**Stated problem**
Nothing before the line containing "Read out every word on this page." belongs in the answer; quote that line and all lines after it through the end of the material, word for word.

Saved entries
┌──

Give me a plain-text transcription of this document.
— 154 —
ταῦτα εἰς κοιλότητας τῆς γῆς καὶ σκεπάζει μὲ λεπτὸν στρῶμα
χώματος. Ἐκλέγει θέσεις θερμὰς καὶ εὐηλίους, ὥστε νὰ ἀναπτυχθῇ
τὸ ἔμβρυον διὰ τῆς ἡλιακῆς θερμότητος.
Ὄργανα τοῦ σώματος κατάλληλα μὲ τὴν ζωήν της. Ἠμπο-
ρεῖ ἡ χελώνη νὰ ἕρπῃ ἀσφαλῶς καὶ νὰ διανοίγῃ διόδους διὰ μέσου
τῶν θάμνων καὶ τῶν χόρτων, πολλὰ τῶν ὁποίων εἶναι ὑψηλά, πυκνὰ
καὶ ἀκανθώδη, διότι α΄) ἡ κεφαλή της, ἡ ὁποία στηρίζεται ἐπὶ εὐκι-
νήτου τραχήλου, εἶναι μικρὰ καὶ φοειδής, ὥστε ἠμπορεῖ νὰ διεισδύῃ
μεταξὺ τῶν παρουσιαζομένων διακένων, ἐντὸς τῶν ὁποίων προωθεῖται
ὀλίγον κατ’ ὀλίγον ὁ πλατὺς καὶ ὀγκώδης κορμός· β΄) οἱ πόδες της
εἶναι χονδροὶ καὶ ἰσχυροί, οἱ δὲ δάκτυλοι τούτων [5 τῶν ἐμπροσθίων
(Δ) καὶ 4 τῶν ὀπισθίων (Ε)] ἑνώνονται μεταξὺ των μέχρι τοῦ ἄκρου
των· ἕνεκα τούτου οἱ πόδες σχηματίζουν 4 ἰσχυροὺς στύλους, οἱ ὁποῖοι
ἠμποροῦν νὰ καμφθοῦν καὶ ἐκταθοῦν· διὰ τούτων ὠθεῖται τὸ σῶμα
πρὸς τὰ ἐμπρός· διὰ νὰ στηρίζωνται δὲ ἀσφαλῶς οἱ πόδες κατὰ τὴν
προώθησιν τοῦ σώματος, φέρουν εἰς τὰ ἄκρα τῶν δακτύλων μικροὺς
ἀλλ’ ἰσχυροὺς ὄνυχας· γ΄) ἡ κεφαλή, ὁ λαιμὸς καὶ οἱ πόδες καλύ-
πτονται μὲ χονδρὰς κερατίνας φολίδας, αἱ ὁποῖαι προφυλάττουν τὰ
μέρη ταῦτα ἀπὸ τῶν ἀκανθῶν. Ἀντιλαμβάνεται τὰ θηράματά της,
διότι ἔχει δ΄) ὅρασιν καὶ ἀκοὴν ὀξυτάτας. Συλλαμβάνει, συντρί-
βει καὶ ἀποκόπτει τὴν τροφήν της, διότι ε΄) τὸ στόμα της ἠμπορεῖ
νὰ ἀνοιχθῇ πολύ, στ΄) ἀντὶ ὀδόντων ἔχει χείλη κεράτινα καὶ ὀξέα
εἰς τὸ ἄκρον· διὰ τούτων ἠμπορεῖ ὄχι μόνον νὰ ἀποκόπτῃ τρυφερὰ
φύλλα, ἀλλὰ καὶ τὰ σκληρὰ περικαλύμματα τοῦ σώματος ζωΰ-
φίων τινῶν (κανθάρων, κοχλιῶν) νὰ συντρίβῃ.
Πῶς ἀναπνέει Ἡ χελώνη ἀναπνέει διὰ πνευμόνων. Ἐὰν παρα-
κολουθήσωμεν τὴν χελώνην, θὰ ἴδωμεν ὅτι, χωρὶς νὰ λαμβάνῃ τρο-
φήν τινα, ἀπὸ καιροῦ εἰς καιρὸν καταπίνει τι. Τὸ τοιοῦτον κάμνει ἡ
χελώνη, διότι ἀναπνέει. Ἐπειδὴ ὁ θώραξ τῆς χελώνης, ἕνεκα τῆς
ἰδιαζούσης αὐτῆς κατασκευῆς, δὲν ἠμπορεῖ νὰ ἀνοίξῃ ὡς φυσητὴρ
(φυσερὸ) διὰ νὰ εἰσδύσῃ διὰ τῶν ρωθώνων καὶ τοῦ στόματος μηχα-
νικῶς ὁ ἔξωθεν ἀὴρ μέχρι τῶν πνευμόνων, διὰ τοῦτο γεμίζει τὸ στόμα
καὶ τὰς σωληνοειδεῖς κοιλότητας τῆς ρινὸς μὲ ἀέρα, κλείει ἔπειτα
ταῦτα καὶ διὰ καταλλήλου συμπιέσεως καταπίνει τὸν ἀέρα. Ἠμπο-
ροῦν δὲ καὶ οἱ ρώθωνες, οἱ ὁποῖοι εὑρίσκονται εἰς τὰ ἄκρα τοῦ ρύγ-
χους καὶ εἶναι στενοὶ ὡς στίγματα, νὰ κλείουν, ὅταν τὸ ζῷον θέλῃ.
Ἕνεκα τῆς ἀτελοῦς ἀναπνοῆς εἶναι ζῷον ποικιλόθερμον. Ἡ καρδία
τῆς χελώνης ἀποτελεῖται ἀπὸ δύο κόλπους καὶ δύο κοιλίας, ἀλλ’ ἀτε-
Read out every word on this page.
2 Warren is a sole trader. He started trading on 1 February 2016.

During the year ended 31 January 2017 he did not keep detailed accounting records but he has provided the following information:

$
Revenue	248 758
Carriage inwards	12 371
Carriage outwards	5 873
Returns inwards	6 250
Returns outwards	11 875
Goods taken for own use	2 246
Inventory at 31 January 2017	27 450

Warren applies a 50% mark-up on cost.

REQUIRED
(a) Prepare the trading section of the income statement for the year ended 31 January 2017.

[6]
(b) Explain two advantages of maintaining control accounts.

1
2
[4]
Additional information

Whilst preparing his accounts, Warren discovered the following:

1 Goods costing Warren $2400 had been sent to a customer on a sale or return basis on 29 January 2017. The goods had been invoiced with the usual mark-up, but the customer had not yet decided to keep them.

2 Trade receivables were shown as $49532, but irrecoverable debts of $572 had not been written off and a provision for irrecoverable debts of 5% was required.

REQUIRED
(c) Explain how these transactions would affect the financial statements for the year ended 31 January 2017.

└──

**Solution for this task**
Read out every word on this page.
2 Warren is a sole trader. He started trading on 1 February 2016.

During the year ended 31 January 2017 he did not keep detailed accounting records but he has provided the following information:

$
Revenue	248 758
Carriage inwards	12 371
Carriage outwards	5 873
Returns inwards	6 250
Returns outwards	11 875
Goods taken for own use	2 246
Inventory at 31 January 2017	27 450

Warren applies a 50% mark-up on cost.

REQUIRED
(a) Prepare the trading section of the income statement for the year ended 31 January 2017.

[6]
(b) Explain two advantages of maintaining control accounts.

1
2
[4]
Additional information

Whilst preparing his accounts, Warren discovered the following:

1 Goods costing Warren $2400 had been sent to a customer on a sale or return basis on 29 January 2017. The goods had been invoiced with the usual mark-up, but the customer had not yet decided to keep them.

2 Trade receivables were shown as $49532, but irrecoverable debts of $572 had not been written off and a provision for irrecoverable debts of 5% was required.

REQUIRED
(c) Explain how these transactions would affect the financial statements for the year ended 31 January 2017.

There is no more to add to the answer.